=== Input data ===
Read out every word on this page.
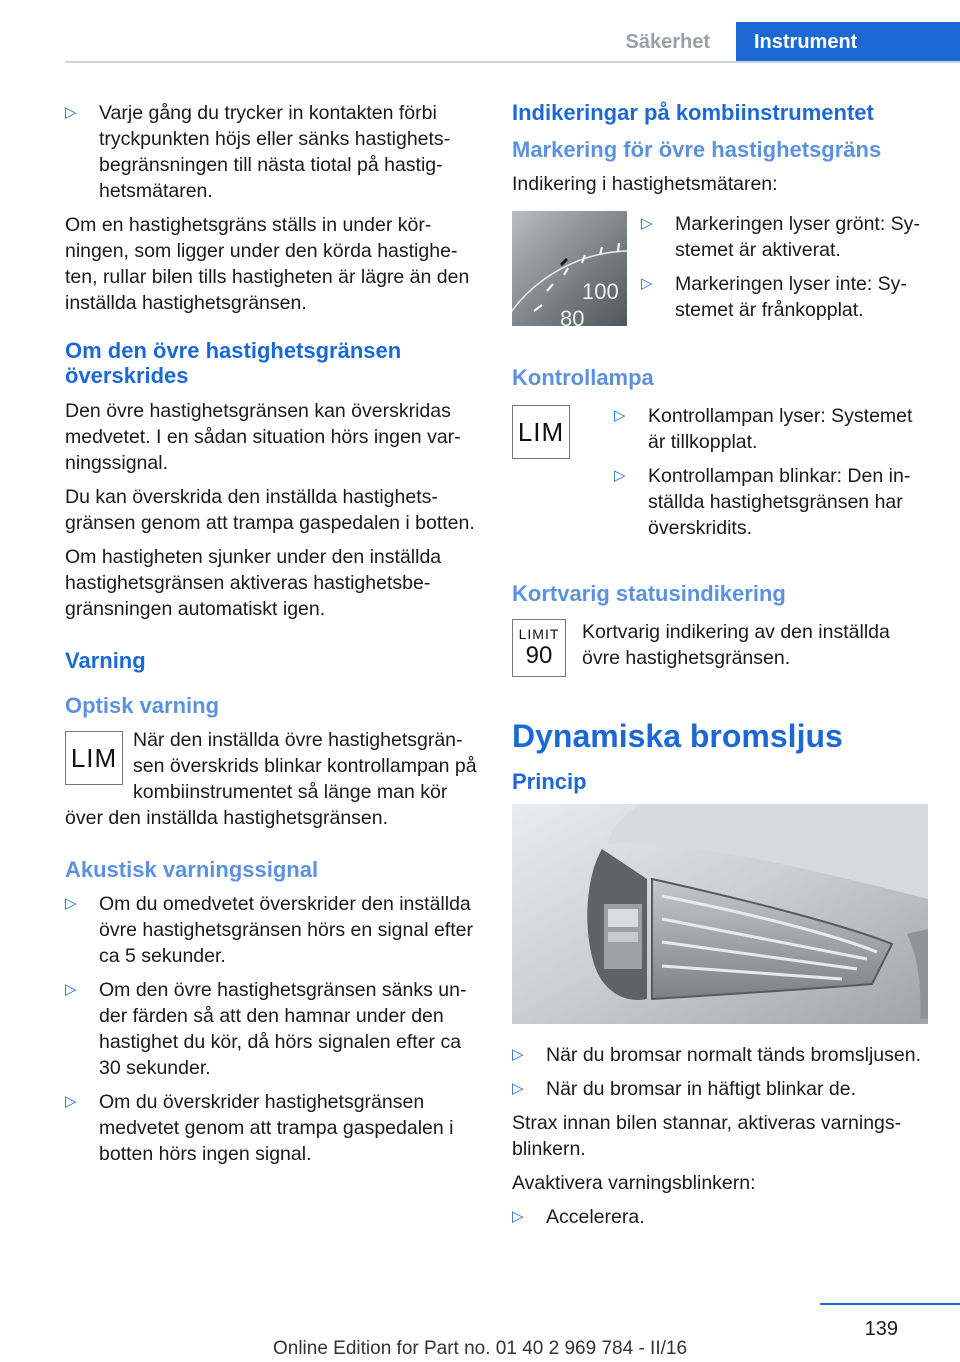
Säkerhet	Instrument
▷ Varje gång du trycker in kontakten förbi tryckpunkten höjs eller sänks hastighetsbegränsningen till nästa tiotal på hastighetsmätaren.

Om en hastighetsgräns ställs in under körningen, som ligger under den körda hastigheten, rullar bilen tills hastigheten är lägre än den inställda hastighetsgränsen.

Om den övre hastighetsgränsen överskrides

Den övre hastighetsgränsen kan överskridas medvetet. I en sådan situation hörs ingen varningssignal.

Du kan överskrida den inställda hastighetsgränsen genom att trampa gaspedalen i botten.

Om hastigheten sjunker under den inställda hastighetsgränsen aktiveras hastighetsbegränsningen automatiskt igen.

Varning
Optisk varning
LIM

När den inställda övre hastighetsgränsen överskrids blinkar kontrollampan på kombiinstrumentet så länge man kör över den inställda hastighetsgränsen.

Akustisk varningssignal
▷ Om du omedvetet överskrider den inställda övre hastighetsgränsen hörs en signal efter ca 5 sekunder.
▷ Om den övre hastighetsgränsen sänks under färden så att den hamnar under den hastighet du kör, då hörs signalen efter ca 30 sekunder.
▷ Om du överskrider hastighetsgränsen medvetet genom att trampa gaspedalen i botten hörs ingen signal.
Indikeringar på kombiinstrumentet
Markering för övre hastighetsgräns

Indikering i hastighetsmätaren:

100
80
▷ Markeringen lyser grönt: Systemet är aktiverat.
▷ Markeringen lyser inte: Systemet är frånkopplat.
Kontrollampa
LIM
▷ Kontrollampan lyser: Systemet är tillkopplat.
▷ Kontrollampan blinkar: Den inställda hastighetsgränsen har överskridits.
Kortvarig statusindikering
LIMIT
90

Kortvarig indikering av den inställda övre hastighetsgränsen.

Dynamiska bromsljus
Princip
▷ När du bromsar normalt tänds bromsljusen.
▷ När du bromsar in häftigt blinkar de.

Strax innan bilen stannar, aktiveras varningsblinkern.

Avaktivera varningsblinkern:

▷ Accelerera.
139
Online Edition for Part no. 01 40 2 969 784 - II/16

=== Directions for this task ===
Only lines holding the word "överskrider" are wanted here; copy each from the listing.

=== Task output ===
▷ Om du omedvetet överskrider den inställda övre hastighetsgränsen hörs en signal efter ca 5 sekunder.
▷ Om du överskrider hastighetsgränsen medvetet genom att trampa gaspedalen i botten hörs ingen signal.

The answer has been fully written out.